**EXERCISE REQUIREMENTS**
Omit all pictures. Quote the lines from the one with "Parse this screenshot: output" through the end of the listing below, exactly as they appear.
▬▬▬▬▬▬
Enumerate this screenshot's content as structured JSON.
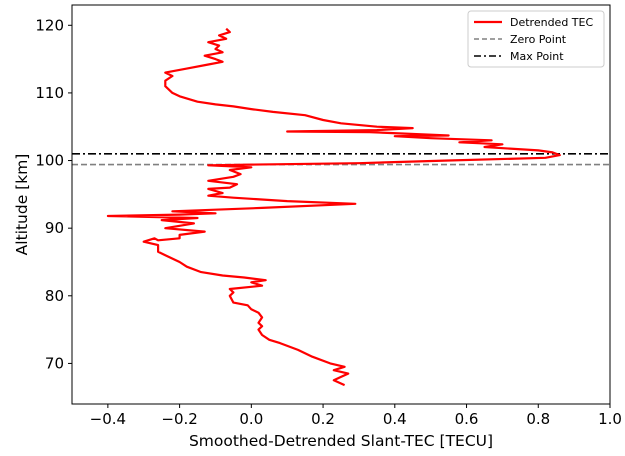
{
  "chart_data": {
    "type": "line",
    "xlabel": "Smoothed-Detrended Slant-TEC [TECU]",
    "ylabel": "Altitude [km]",
    "xlim": [
      -0.5,
      1.0
    ],
    "ylim": [
      64,
      123
    ],
    "xticks": [
      -0.4,
      -0.2,
      0.0,
      0.2,
      0.4,
      0.6,
      0.8,
      1.0
    ],
    "xtick_labels": [
      "−0.4",
      "−0.2",
      "0.0",
      "0.2",
      "0.4",
      "0.6",
      "0.8",
      "1.0"
    ],
    "yticks": [
      70,
      80,
      90,
      100,
      110,
      120
    ],
    "ytick_labels": [
      "70",
      "80",
      "90",
      "100",
      "110",
      "120"
    ],
    "grid": false,
    "legend_position": "upper right",
    "colors": {
      "detrended": "#ff0000",
      "zero": "#808080",
      "max": "#000000"
    },
    "series": [
      {
        "name": "Detrended TEC",
        "style": "solid",
        "points": [
          [
            0.26,
            66.8
          ],
          [
            0.23,
            67.5
          ],
          [
            0.25,
            68.0
          ],
          [
            0.27,
            68.5
          ],
          [
            0.23,
            69.0
          ],
          [
            0.26,
            69.5
          ],
          [
            0.22,
            70.0
          ],
          [
            0.17,
            71.0
          ],
          [
            0.13,
            72.0
          ],
          [
            0.08,
            73.0
          ],
          [
            0.05,
            73.5
          ],
          [
            0.03,
            74.2
          ],
          [
            0.02,
            75.0
          ],
          [
            0.03,
            75.5
          ],
          [
            0.02,
            76.0
          ],
          [
            0.03,
            76.8
          ],
          [
            0.02,
            77.5
          ],
          [
            0.0,
            78.0
          ],
          [
            -0.01,
            78.6
          ],
          [
            -0.05,
            79.0
          ],
          [
            -0.06,
            80.0
          ],
          [
            -0.05,
            80.5
          ],
          [
            -0.06,
            81.0
          ],
          [
            0.03,
            81.5
          ],
          [
            0.0,
            82.0
          ],
          [
            0.04,
            82.3
          ],
          [
            -0.02,
            82.7
          ],
          [
            -0.08,
            83.0
          ],
          [
            -0.14,
            83.5
          ],
          [
            -0.18,
            84.3
          ],
          [
            -0.2,
            85.0
          ],
          [
            -0.24,
            86.0
          ],
          [
            -0.26,
            86.5
          ],
          [
            -0.26,
            87.5
          ],
          [
            -0.3,
            88.0
          ],
          [
            -0.27,
            88.5
          ],
          [
            -0.26,
            88.2
          ],
          [
            -0.2,
            88.5
          ],
          [
            -0.2,
            89.0
          ],
          [
            -0.13,
            89.5
          ],
          [
            -0.24,
            90.0
          ],
          [
            -0.16,
            90.7
          ],
          [
            -0.25,
            91.2
          ],
          [
            -0.15,
            91.5
          ],
          [
            -0.4,
            91.8
          ],
          [
            -0.2,
            92.0
          ],
          [
            -0.1,
            92.2
          ],
          [
            -0.22,
            92.5
          ],
          [
            0.03,
            93.0
          ],
          [
            0.29,
            93.6
          ],
          [
            0.1,
            94.0
          ],
          [
            -0.05,
            94.5
          ],
          [
            -0.12,
            94.8
          ],
          [
            -0.08,
            95.2
          ],
          [
            -0.12,
            95.8
          ],
          [
            -0.06,
            96.0
          ],
          [
            -0.04,
            96.5
          ],
          [
            -0.12,
            97.0
          ],
          [
            -0.05,
            97.6
          ],
          [
            -0.03,
            98.0
          ],
          [
            -0.06,
            98.6
          ],
          [
            0.0,
            99.0
          ],
          [
            -0.12,
            99.3
          ],
          [
            0.0,
            99.4
          ],
          [
            0.3,
            99.6
          ],
          [
            0.55,
            100.0
          ],
          [
            0.82,
            100.4
          ],
          [
            0.86,
            100.8
          ],
          [
            0.84,
            101.2
          ],
          [
            0.8,
            101.5
          ],
          [
            0.65,
            102.0
          ],
          [
            0.7,
            102.4
          ],
          [
            0.58,
            102.7
          ],
          [
            0.67,
            103.0
          ],
          [
            0.5,
            103.3
          ],
          [
            0.4,
            103.6
          ],
          [
            0.55,
            103.7
          ],
          [
            0.42,
            104.0
          ],
          [
            0.33,
            104.2
          ],
          [
            0.1,
            104.3
          ],
          [
            0.35,
            104.5
          ],
          [
            0.45,
            104.8
          ],
          [
            0.35,
            105.0
          ],
          [
            0.25,
            105.5
          ],
          [
            0.2,
            106.0
          ],
          [
            0.15,
            106.7
          ],
          [
            0.06,
            107.2
          ],
          [
            0.0,
            107.6
          ],
          [
            -0.05,
            108.0
          ],
          [
            -0.1,
            108.3
          ],
          [
            -0.15,
            108.7
          ],
          [
            -0.2,
            109.5
          ],
          [
            -0.22,
            110.0
          ],
          [
            -0.24,
            111.0
          ],
          [
            -0.24,
            111.8
          ],
          [
            -0.22,
            112.5
          ],
          [
            -0.24,
            113.0
          ],
          [
            -0.18,
            113.6
          ],
          [
            -0.12,
            114.2
          ],
          [
            -0.08,
            114.6
          ],
          [
            -0.1,
            115.0
          ],
          [
            -0.13,
            115.5
          ],
          [
            -0.08,
            116.0
          ],
          [
            -0.1,
            116.5
          ],
          [
            -0.09,
            117.0
          ],
          [
            -0.12,
            117.5
          ],
          [
            -0.07,
            118.0
          ],
          [
            -0.09,
            118.5
          ],
          [
            -0.06,
            119.0
          ],
          [
            -0.07,
            119.5
          ]
        ]
      },
      {
        "name": "Zero Point",
        "style": "dashed",
        "y": 99.4
      },
      {
        "name": "Max Point",
        "style": "dashdot",
        "y": 101.0
      }
    ]
  }
}
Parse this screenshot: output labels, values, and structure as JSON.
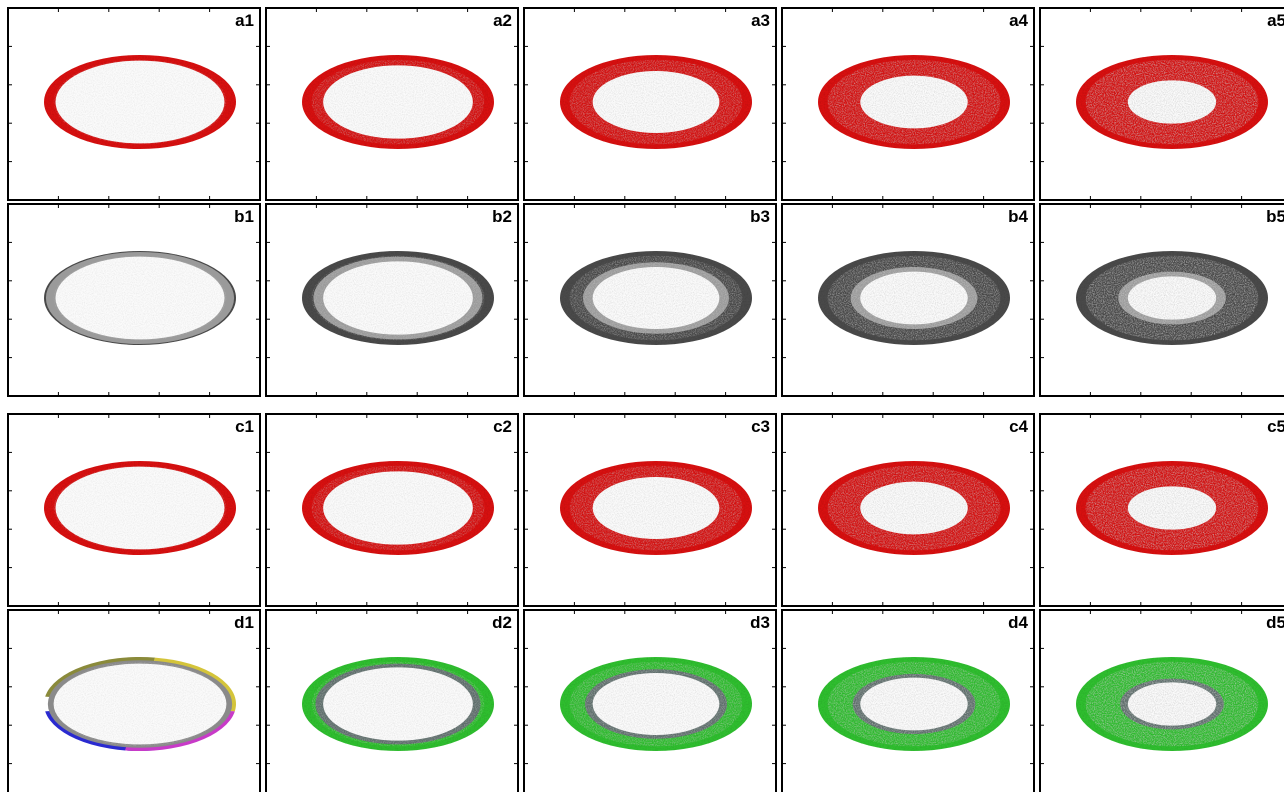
{
  "panels": [
    [
      "a1",
      "a2",
      "a3",
      "a4",
      "a5"
    ],
    [
      "b1",
      "b2",
      "b3",
      "b4",
      "b5"
    ],
    [
      "c1",
      "c2",
      "c3",
      "c4",
      "c5"
    ],
    [
      "d1",
      "d2",
      "d3",
      "d4",
      "d5"
    ]
  ]
}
▬▬▬▬▬▬
**EXERCISE RESULT**
Parse this screenshot: output labels, values, and structure as JSON.
{
  "panels": [
    [
      "a1",
      "a2",
      "a3",
      "a4",
      "a5"
    ],
    [
      "b1",
      "b2",
      "b3",
      "b4",
      "b5"
    ],
    [
      "c1",
      "c2",
      "c3",
      "c4",
      "c5"
    ],
    [
      "d1",
      "d2",
      "d3",
      "d4",
      "d5"
    ]
  ]
}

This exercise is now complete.